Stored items
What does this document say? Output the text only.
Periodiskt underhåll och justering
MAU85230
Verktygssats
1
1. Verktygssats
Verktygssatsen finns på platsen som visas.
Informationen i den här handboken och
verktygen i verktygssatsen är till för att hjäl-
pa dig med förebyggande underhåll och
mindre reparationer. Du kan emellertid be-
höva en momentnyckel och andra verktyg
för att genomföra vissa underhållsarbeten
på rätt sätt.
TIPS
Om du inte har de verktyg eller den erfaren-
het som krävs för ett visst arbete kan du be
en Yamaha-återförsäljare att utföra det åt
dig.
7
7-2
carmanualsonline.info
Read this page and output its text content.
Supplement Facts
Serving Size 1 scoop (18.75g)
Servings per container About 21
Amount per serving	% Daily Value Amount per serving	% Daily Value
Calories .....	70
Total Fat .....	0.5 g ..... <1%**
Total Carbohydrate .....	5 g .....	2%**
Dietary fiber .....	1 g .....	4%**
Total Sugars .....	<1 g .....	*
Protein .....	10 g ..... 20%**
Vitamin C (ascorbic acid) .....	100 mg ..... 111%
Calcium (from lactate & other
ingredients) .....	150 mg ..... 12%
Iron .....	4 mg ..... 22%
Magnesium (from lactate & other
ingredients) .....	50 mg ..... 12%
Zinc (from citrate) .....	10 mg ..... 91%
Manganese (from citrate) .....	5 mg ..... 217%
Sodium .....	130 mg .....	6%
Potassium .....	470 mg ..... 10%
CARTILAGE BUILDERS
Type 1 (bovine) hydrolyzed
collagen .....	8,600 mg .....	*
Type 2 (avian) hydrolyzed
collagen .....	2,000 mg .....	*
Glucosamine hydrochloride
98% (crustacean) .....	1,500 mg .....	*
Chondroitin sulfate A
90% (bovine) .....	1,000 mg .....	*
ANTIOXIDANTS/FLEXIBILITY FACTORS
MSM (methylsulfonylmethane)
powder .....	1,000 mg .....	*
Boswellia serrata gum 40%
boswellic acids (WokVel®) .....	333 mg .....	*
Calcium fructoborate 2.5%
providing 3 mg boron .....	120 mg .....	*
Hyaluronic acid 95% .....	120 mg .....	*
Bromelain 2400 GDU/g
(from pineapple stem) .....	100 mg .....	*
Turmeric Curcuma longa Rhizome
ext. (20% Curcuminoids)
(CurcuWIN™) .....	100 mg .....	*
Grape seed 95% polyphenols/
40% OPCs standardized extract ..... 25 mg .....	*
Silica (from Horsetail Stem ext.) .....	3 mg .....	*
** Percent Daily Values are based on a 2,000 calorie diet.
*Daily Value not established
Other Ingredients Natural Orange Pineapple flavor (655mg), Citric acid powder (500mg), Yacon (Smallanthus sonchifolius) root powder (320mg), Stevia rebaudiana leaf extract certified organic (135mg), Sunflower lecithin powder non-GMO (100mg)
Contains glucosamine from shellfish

• **What to work on**:
The expected answer is one number: how many lines above contain "from".

• **Written solution**:
7